[Figure dataset records]
★ ★ ★ ★

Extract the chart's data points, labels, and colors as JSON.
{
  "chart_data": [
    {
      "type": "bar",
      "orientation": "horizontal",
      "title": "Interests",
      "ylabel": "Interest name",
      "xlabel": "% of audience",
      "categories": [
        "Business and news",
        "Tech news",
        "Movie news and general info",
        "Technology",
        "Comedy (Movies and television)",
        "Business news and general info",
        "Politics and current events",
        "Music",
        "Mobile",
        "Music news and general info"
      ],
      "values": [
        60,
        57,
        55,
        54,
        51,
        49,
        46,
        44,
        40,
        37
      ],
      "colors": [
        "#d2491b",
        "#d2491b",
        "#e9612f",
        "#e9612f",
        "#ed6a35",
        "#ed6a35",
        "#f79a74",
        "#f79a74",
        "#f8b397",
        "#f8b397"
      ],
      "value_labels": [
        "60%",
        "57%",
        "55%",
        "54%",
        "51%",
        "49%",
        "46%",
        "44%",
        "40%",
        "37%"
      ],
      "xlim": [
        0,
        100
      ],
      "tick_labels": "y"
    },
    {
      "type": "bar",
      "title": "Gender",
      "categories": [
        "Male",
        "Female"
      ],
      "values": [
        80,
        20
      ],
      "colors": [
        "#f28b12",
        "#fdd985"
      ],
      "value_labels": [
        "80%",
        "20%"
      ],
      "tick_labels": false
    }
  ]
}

★ ★ ★ ★

__What this task involves__: State how many lines of the listing include "general", and nothing more.

__Task output__: 3